[MATERIAL SUPPLIED]:
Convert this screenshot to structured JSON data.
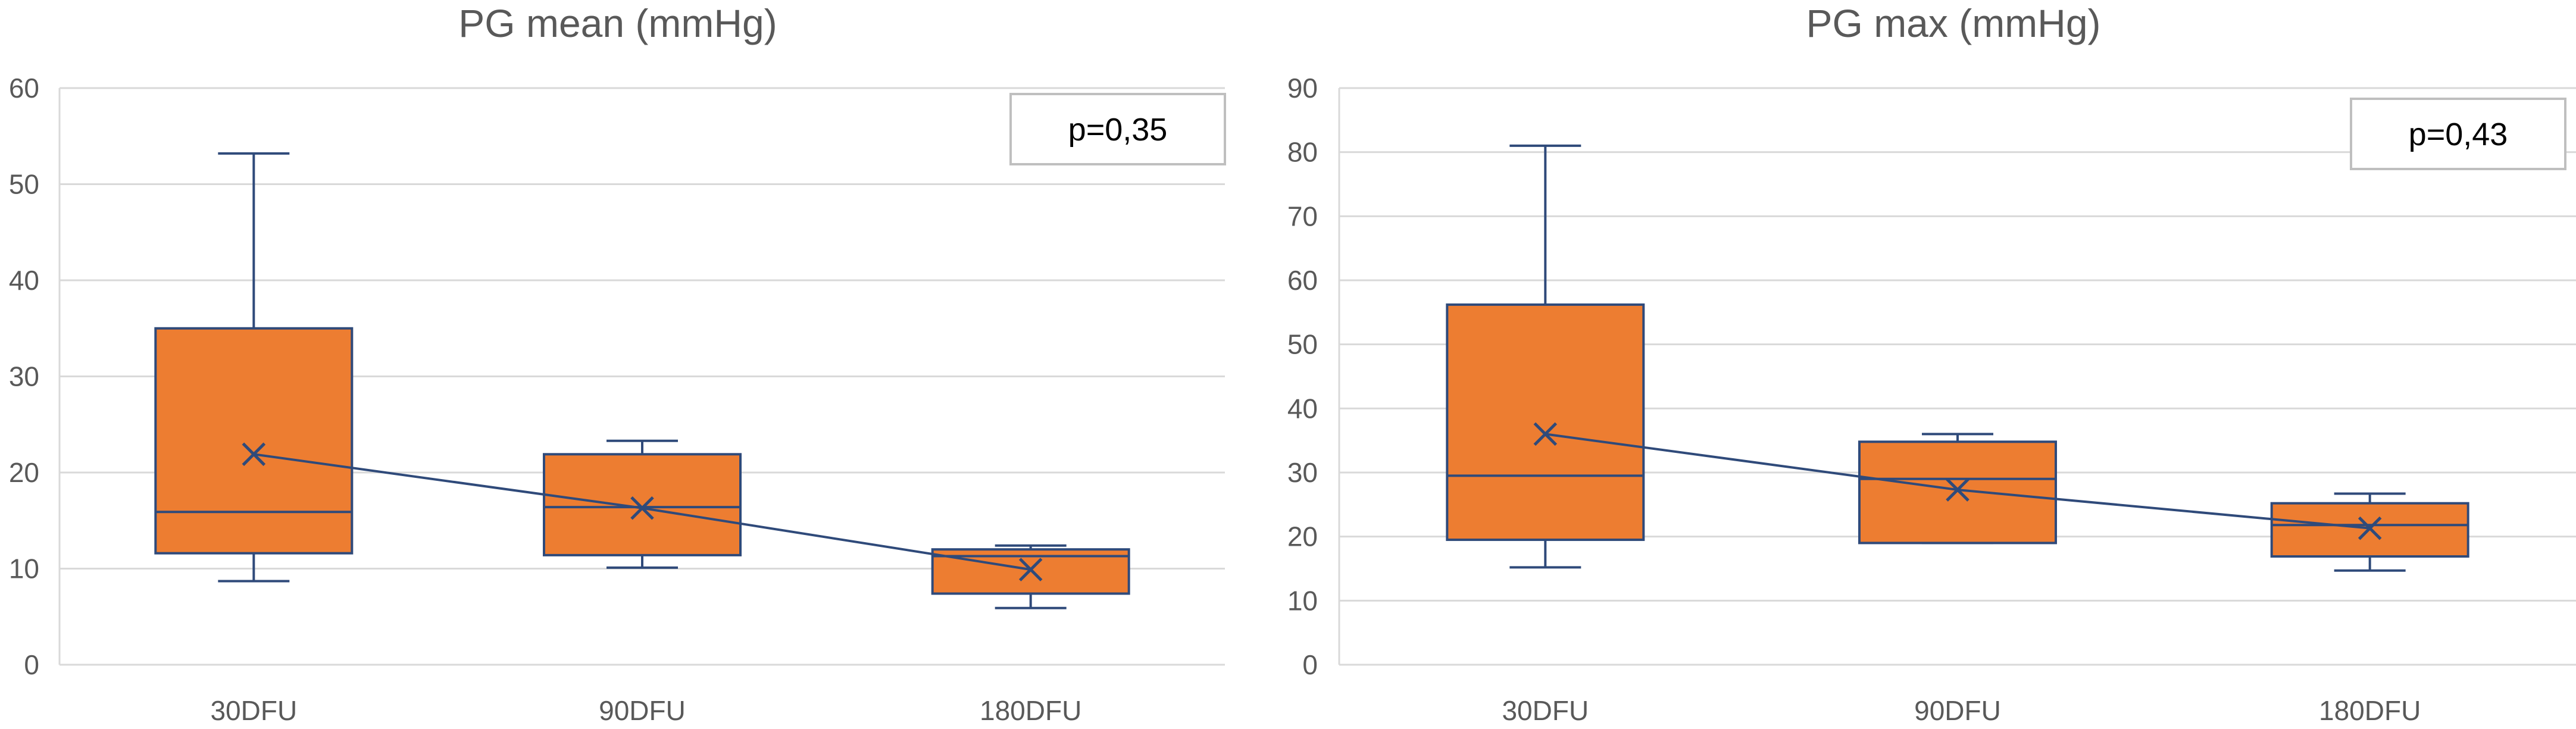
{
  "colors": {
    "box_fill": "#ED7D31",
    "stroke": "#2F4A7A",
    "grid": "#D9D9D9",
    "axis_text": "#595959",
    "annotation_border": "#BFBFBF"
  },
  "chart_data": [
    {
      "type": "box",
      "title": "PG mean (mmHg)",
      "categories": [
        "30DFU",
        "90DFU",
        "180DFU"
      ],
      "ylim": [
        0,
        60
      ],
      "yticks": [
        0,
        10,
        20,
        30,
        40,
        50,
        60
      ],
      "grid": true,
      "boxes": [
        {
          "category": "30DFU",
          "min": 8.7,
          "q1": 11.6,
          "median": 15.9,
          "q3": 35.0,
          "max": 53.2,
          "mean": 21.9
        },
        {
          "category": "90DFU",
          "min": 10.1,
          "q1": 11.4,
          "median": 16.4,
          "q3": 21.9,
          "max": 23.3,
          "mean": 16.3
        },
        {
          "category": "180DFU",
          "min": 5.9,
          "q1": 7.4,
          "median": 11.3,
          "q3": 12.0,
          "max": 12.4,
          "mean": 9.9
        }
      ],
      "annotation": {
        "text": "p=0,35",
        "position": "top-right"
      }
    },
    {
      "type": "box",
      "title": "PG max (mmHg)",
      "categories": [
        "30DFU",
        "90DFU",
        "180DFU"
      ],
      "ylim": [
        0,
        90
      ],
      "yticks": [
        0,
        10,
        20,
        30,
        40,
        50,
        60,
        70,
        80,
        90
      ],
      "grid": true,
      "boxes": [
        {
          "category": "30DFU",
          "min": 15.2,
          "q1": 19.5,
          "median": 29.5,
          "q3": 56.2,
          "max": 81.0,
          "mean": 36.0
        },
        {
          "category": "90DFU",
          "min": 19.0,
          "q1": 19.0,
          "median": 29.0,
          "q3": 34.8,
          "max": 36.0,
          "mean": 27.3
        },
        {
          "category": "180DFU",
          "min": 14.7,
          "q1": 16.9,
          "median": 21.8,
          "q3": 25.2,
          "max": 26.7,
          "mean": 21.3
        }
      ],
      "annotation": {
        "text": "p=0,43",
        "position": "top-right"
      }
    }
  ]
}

...

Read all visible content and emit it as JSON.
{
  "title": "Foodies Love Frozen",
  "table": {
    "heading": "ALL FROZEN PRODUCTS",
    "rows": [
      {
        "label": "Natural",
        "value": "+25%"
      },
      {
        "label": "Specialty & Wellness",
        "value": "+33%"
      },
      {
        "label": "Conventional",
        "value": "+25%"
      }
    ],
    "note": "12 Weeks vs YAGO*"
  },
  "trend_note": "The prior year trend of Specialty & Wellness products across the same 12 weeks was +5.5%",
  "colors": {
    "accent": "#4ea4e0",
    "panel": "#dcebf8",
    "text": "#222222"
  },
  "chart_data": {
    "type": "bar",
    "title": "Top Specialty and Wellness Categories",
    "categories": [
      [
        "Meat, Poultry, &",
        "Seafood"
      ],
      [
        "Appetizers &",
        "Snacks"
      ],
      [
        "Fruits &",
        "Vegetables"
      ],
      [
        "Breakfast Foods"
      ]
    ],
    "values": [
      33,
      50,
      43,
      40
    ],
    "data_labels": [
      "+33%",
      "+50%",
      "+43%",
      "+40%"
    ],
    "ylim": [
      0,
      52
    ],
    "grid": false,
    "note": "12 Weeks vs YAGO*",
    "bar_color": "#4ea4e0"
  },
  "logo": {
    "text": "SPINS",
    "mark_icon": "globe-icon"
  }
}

[DIRECTION]: Find every line holding the word "grid"; give their count and nothing else.

[THE SOLUTION]: 4